___ MATERIAL PROVIDED ___

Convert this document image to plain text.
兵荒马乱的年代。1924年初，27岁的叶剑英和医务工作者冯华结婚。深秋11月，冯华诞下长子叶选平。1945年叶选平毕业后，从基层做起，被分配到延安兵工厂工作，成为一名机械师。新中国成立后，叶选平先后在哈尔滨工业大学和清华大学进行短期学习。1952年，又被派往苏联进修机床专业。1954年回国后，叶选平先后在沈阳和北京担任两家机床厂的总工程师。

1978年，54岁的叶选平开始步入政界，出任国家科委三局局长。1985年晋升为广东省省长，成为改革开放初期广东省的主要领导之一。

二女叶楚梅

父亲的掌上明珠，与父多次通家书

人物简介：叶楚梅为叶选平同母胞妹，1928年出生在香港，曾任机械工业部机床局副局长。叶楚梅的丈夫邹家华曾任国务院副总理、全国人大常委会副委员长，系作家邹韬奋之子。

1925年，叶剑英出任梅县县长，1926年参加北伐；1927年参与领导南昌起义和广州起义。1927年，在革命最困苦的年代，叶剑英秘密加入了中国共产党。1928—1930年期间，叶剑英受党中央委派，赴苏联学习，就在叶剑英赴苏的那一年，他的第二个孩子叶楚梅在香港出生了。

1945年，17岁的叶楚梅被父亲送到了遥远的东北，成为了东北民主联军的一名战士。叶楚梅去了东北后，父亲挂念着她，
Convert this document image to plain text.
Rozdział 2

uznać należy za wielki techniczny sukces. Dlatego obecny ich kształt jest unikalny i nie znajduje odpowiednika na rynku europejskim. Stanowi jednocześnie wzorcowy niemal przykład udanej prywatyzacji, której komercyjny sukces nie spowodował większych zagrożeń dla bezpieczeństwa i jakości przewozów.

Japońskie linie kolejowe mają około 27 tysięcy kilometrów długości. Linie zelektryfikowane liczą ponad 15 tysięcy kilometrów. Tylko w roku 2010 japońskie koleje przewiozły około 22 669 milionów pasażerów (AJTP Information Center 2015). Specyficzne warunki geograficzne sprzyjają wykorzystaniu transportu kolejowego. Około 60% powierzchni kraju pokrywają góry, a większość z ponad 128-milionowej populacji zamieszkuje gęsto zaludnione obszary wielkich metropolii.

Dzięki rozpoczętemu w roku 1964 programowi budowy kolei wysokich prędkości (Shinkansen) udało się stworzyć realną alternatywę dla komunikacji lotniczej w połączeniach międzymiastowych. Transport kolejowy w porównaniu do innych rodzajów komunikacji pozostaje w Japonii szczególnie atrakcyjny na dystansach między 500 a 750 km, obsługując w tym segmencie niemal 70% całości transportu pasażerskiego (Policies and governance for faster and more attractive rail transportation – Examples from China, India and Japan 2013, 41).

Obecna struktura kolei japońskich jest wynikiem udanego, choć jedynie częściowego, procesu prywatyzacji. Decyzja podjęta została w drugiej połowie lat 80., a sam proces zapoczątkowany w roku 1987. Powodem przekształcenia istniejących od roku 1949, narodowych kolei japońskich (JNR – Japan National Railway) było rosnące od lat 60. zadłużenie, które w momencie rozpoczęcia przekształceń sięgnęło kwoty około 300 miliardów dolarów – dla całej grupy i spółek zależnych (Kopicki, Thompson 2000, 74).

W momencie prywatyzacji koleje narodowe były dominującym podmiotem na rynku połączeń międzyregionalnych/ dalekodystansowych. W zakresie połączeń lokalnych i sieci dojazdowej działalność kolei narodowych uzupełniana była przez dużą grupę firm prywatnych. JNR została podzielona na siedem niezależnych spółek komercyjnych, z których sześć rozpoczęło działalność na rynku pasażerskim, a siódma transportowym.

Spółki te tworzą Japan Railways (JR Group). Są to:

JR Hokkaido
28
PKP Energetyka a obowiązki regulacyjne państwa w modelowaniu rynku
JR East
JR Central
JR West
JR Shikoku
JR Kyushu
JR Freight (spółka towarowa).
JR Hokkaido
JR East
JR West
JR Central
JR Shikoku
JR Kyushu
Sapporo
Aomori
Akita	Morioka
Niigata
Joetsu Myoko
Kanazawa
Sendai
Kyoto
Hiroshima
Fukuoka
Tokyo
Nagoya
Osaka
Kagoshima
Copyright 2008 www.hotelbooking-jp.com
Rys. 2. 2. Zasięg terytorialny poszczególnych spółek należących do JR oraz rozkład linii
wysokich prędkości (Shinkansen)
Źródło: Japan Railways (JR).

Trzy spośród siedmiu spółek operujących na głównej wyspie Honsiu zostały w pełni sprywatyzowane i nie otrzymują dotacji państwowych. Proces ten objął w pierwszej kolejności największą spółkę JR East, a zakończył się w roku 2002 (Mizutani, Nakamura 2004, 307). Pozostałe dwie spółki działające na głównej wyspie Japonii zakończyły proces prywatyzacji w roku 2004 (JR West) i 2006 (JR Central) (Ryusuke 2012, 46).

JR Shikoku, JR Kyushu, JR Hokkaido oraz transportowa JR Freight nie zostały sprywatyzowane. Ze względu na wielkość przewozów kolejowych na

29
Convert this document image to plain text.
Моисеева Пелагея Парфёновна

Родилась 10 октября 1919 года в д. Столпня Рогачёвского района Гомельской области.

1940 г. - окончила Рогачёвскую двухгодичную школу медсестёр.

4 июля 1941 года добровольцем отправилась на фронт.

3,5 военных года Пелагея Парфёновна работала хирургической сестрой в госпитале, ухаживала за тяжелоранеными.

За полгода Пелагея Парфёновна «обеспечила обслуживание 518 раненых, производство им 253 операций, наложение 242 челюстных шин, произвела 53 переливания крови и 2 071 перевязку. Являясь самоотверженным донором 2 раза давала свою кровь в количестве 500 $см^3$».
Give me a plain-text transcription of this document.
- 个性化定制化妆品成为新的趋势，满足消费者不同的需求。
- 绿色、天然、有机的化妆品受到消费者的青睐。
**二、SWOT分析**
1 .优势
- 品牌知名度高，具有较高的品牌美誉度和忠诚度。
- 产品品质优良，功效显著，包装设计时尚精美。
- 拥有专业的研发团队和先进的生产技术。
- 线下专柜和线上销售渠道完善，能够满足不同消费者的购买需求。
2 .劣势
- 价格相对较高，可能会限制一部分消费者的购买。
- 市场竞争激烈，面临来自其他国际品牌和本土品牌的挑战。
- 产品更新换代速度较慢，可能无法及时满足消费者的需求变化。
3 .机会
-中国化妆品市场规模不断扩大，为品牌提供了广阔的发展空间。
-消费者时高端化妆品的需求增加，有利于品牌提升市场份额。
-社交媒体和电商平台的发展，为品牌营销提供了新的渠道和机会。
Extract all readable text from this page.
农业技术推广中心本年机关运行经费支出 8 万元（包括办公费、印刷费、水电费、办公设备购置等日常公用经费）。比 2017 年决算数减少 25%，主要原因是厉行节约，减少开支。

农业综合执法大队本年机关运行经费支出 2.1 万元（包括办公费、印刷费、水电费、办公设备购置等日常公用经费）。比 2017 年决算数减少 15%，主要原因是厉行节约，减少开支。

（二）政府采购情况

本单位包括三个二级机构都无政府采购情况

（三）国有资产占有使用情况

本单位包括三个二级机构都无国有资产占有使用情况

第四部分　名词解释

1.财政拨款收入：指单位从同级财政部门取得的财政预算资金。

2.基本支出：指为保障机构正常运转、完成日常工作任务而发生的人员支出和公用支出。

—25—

___

TASK GOAL: Go through the records and copy each line with "办公设备购置等日常公用经费" in it.

SOLUTION TO THE EXERCISE:
农业技术推广中心本年机关运行经费支出 8 万元（包括办公费、印刷费、水电费、办公设备购置等日常公用经费）。比 2017 年决算数减少 25%，主要原因是厉行节约，减少开支。
农业综合执法大队本年机关运行经费支出 2.1 万元（包括办公费、印刷费、水电费、办公设备购置等日常公用经费）。比 2017 年决算数减少 15%，主要原因是厉行节约，减少开支。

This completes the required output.